• **Exercise description**: From the listing below, copy every line with the word "JSON".

Data extracted from a collection:
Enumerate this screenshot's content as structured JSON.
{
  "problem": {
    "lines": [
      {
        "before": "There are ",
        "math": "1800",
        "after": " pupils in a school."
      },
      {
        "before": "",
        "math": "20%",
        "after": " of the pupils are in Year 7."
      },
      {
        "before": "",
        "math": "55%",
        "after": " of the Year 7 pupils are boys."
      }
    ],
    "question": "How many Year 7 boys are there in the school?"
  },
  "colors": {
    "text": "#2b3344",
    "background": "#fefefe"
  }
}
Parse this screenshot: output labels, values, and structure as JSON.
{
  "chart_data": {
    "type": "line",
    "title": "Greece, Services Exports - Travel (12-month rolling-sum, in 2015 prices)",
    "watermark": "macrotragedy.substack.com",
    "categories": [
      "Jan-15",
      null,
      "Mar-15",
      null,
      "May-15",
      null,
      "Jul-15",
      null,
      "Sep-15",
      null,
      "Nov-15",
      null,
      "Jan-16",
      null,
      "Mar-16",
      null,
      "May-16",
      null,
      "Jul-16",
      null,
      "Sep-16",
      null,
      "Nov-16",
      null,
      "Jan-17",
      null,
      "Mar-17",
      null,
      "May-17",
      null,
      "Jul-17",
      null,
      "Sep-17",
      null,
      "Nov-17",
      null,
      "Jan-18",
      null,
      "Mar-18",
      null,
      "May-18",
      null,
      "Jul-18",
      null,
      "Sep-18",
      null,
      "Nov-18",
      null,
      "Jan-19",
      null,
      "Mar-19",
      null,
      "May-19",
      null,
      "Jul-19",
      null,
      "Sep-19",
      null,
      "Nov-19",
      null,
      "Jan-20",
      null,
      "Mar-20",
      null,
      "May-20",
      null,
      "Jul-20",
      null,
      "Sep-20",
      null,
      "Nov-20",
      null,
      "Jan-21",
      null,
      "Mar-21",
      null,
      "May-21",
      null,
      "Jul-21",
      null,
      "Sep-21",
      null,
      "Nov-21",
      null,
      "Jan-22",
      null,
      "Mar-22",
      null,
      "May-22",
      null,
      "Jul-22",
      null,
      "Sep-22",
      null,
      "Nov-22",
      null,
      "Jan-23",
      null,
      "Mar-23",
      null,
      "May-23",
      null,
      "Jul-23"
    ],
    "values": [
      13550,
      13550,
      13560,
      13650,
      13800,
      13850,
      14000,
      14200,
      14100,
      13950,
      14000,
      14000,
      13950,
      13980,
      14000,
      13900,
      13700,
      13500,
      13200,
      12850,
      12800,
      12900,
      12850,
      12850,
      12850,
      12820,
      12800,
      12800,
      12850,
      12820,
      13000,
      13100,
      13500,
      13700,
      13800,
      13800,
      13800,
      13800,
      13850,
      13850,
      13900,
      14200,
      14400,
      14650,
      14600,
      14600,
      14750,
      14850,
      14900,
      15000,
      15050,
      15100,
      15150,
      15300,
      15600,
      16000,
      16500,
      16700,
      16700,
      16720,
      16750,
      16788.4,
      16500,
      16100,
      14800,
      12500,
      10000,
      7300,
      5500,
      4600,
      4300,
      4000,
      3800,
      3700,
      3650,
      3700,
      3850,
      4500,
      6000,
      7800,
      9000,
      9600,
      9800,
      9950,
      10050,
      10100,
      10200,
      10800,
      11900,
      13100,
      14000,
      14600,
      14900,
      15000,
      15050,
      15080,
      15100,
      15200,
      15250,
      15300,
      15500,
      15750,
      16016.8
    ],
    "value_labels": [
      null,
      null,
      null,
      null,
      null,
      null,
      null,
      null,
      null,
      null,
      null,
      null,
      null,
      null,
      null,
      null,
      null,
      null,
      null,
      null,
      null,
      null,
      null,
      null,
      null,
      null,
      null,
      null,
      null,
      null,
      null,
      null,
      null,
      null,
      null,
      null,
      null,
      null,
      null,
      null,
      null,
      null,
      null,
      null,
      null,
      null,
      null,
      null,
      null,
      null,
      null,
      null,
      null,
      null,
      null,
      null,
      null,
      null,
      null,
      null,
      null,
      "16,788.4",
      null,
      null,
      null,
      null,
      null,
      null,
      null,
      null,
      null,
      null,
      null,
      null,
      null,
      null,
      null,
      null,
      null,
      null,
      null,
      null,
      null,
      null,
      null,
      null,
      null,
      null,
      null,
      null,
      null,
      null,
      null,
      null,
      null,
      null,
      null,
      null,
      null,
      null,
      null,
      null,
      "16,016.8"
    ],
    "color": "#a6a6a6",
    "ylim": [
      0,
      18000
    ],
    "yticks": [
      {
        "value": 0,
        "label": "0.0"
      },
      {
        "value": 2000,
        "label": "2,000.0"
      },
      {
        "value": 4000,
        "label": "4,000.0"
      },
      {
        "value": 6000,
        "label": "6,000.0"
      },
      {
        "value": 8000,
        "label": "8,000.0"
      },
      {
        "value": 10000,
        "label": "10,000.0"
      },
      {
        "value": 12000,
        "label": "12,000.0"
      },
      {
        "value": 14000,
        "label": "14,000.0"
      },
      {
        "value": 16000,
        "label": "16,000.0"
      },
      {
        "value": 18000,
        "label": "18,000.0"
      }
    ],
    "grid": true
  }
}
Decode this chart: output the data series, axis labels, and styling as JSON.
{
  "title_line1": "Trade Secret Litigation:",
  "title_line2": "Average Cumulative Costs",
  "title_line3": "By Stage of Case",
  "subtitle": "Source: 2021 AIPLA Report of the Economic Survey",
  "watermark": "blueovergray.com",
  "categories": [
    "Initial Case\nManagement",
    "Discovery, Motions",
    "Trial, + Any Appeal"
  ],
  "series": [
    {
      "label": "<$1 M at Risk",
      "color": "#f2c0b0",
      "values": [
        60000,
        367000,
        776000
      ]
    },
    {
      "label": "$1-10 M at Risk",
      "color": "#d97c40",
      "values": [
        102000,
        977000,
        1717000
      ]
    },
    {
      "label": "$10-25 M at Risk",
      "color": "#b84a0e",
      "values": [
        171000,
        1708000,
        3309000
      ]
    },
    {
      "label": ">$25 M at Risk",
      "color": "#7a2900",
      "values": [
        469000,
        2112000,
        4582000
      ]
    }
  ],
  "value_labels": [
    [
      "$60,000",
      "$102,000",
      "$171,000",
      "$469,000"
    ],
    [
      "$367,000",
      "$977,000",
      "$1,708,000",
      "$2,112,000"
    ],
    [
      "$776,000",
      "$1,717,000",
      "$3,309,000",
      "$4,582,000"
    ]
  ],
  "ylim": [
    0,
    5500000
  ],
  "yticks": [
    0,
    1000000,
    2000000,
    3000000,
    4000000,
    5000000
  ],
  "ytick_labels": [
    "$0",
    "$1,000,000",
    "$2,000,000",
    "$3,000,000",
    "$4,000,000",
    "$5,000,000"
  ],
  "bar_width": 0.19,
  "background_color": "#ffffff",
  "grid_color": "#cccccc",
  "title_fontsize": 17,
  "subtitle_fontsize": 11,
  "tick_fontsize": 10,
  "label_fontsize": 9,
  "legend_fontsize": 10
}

• **Exercise response**:
Enumerate this screenshot's content as structured JSON.
Parse this screenshot: output labels, values, and structure as JSON.
Decode this chart: output the data series, axis labels, and styling as JSON.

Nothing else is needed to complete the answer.